===== Verilen metin =====

Su Destisi, Suyolunda...

Seyyan Uzunoğlu

Onursal Üye
Katılım
24 Şub 2009
Mesajlar
194
Tepkime puanı
0
Puanları
0
SU DESTİSİ, SUYOLUNDA...

"Su destisi, suyolunda kırılır" diyen bir atasözümüz vardır.

Öncelikle, yukarıdaki başlığı, güya Kıbrıs Türklerini temsil eden ve Rumlar ve kalleş Coniler (Rumlarla aynı tarafı tutan İngiliz İstihbarat şebekesi) tarafından işbirlikçi ve ispiyoncu olarak tepe tepe kullanılırken, dünyaya Kıbrıs Türklerinin Lideri olarak lanse edilen Kavazoğlu’nun akıbetine uygun diye kullandım. Cyprus Today Gazetesi de bu hainden “Turkish Cypriot Leader” olarak bahsediyordu üstelik. Ve bu vatan millet haininden daha fazla yararlanabilmek için, o’nu pohpohluyor ve daha da şımartıyordu. Haliyle, yararlılığı bitince veya kim bilir başka ne haltlar da karıştırmış bu vatan haininin akıbetinin de, yukarıda attığım başlıkla ne kadar bağdaştığını göstermek içindi. Çünkü su destisinin suyolunda kırıldığı gibi; bu hainin kafası da nihayette hainlik yolunda kırılmıştı...

===== Sağlanan liste =====

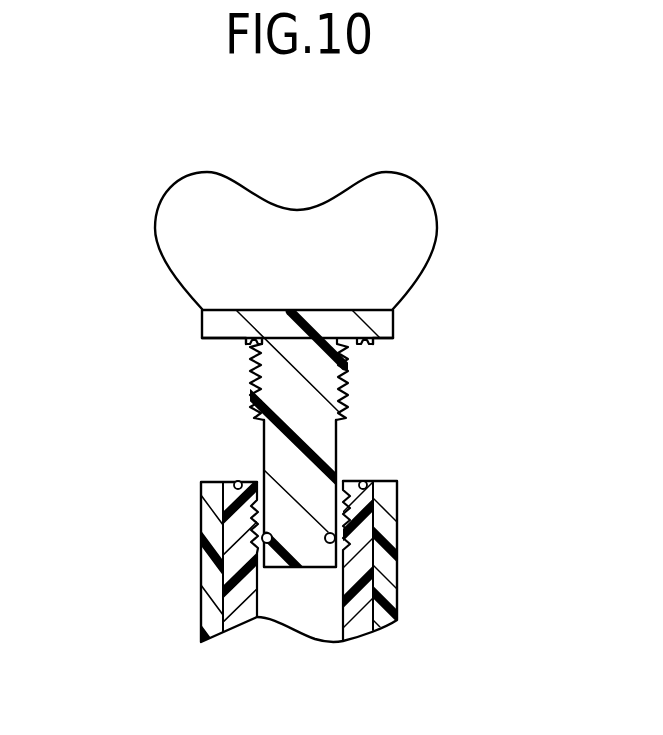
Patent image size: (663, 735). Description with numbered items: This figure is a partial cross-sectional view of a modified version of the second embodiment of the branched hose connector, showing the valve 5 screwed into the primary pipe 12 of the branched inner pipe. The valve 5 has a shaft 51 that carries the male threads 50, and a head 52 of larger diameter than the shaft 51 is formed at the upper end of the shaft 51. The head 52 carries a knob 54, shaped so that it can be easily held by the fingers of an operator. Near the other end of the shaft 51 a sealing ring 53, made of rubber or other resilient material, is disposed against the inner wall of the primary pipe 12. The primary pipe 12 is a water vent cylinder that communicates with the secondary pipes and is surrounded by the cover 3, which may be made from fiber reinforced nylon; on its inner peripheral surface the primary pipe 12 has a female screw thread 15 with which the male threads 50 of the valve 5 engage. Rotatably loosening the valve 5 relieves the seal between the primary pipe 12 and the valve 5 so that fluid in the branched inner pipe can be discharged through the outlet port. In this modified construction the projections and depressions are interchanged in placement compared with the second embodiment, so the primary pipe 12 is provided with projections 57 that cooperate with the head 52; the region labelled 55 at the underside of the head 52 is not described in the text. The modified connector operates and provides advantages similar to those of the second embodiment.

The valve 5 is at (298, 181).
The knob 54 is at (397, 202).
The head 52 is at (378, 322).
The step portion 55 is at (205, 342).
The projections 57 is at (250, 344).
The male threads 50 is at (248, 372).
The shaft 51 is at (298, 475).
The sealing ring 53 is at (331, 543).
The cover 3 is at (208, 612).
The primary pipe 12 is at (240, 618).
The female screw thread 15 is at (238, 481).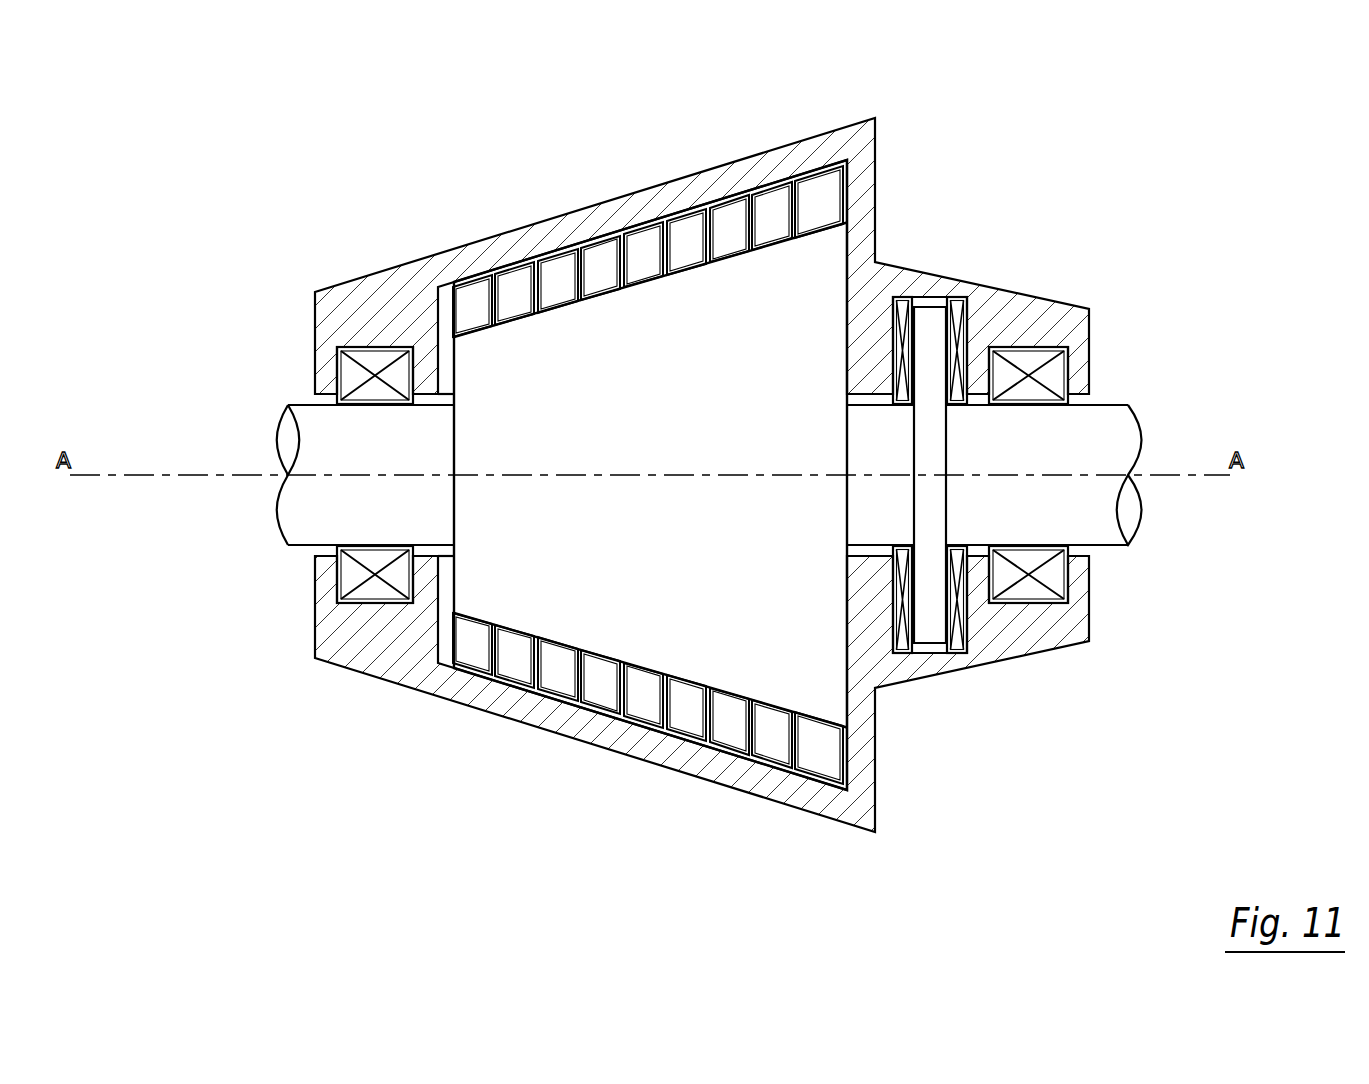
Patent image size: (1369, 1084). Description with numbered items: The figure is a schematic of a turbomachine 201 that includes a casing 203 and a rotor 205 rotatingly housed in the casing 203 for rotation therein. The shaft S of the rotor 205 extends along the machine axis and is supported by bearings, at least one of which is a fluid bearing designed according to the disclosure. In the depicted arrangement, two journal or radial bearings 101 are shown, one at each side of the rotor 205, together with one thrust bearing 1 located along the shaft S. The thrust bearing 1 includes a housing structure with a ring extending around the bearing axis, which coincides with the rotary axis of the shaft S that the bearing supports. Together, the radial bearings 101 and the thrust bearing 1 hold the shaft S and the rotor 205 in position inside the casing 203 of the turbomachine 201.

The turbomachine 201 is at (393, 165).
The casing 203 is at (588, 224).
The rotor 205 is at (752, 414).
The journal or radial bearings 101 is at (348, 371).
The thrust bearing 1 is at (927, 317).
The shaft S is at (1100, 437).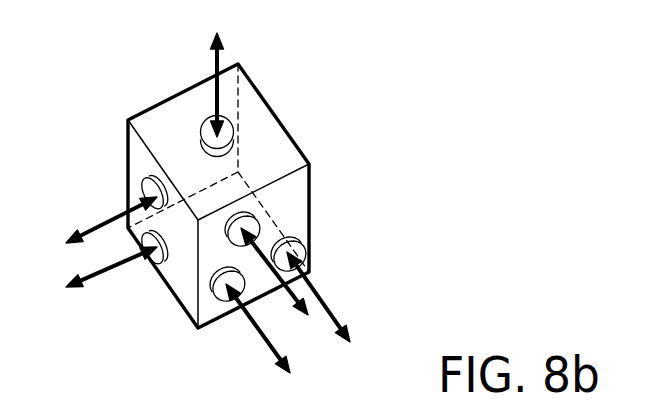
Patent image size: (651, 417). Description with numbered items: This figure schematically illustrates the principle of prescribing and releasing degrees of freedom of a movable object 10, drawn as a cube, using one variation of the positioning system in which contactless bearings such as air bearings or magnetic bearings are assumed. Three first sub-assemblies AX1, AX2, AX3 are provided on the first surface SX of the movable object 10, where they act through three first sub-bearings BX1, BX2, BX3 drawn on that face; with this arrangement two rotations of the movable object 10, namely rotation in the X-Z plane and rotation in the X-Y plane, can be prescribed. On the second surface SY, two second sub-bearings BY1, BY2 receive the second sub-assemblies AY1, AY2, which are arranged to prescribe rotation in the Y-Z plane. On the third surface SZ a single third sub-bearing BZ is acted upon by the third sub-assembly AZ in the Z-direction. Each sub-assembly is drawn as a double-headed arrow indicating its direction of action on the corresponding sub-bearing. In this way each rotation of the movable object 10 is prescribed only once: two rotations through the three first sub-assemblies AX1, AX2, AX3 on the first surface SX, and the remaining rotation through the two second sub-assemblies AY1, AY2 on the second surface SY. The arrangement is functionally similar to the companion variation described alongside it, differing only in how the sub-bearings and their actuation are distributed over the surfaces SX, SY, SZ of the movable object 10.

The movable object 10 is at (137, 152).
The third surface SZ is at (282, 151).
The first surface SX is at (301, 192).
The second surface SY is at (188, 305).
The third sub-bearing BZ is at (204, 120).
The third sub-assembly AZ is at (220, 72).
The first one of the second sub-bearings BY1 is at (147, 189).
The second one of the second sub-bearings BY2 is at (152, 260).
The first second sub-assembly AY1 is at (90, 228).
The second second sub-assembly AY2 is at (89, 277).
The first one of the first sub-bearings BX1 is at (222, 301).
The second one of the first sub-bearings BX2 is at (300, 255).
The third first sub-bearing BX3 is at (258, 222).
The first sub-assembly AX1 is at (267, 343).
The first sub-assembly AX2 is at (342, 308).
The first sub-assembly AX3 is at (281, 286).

=====

## Verilen görev
Su destisi atasözü üzerine yazılmış metinde "Seyyan Uzunoğlu" ifadesinden "bir atasözümüz vardır." ifadesine kadar uzanan bölümü hiç değiştirmeden döndürür müsün?

## Nihai sonuç
Seyyan Uzunoğlu

Onursal Üye
Katılım
24 Şub 2009
Mesajlar
194
Tepkime puanı
0
Puanları
0
SU DESTİSİ, SUYOLUNDA...

"Su destisi, suyolunda kırılır" diyen bir atasözümüz vardır.